* [What you need to do]: Identify all lines of the data containing the string "image" and copy them.

** START Material for this task **

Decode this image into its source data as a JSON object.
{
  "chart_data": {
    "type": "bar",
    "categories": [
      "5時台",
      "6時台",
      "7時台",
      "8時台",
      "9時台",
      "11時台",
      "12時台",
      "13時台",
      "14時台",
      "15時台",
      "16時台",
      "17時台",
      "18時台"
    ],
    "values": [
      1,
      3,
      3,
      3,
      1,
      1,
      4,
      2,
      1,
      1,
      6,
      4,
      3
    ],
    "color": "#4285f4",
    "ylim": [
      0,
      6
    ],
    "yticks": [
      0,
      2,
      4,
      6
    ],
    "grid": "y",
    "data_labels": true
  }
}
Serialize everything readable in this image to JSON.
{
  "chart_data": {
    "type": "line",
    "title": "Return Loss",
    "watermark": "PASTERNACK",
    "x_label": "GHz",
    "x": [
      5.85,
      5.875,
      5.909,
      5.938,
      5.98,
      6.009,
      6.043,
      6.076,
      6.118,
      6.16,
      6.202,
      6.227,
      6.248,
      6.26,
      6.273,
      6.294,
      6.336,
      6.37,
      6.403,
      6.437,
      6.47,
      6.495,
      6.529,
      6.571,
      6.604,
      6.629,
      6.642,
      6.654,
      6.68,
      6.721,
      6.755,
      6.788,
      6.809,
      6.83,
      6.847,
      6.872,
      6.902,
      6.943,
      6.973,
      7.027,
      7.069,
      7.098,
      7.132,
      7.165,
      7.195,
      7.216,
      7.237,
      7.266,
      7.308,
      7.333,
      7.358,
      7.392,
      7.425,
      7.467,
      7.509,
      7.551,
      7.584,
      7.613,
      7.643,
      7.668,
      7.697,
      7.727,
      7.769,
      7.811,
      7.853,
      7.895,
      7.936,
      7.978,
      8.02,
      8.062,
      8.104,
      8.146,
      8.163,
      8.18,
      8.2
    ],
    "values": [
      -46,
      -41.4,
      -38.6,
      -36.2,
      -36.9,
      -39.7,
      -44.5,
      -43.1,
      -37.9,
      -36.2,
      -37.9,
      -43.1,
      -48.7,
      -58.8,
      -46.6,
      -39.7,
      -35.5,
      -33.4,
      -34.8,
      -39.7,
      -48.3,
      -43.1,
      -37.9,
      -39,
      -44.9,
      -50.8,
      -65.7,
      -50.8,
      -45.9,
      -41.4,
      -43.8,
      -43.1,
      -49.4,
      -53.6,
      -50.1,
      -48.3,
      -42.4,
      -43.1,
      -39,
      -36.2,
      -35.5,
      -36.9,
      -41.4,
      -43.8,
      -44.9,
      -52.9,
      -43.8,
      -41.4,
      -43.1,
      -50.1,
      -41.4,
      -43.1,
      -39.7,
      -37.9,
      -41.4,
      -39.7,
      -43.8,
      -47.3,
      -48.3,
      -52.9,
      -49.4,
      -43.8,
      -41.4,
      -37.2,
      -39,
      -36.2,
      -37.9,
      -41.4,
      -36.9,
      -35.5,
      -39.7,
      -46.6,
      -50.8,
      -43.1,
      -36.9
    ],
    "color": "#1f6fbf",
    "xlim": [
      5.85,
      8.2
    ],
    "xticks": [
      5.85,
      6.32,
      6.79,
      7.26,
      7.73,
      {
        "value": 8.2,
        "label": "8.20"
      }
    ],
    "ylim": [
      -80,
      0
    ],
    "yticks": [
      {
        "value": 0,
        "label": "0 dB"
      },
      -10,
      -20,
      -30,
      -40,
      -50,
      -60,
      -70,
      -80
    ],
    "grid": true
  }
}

** END Material for this task **

* [Solution to this task]:
Decode this image into its source data as a JSON object.
Serialize everything readable in this image to JSON.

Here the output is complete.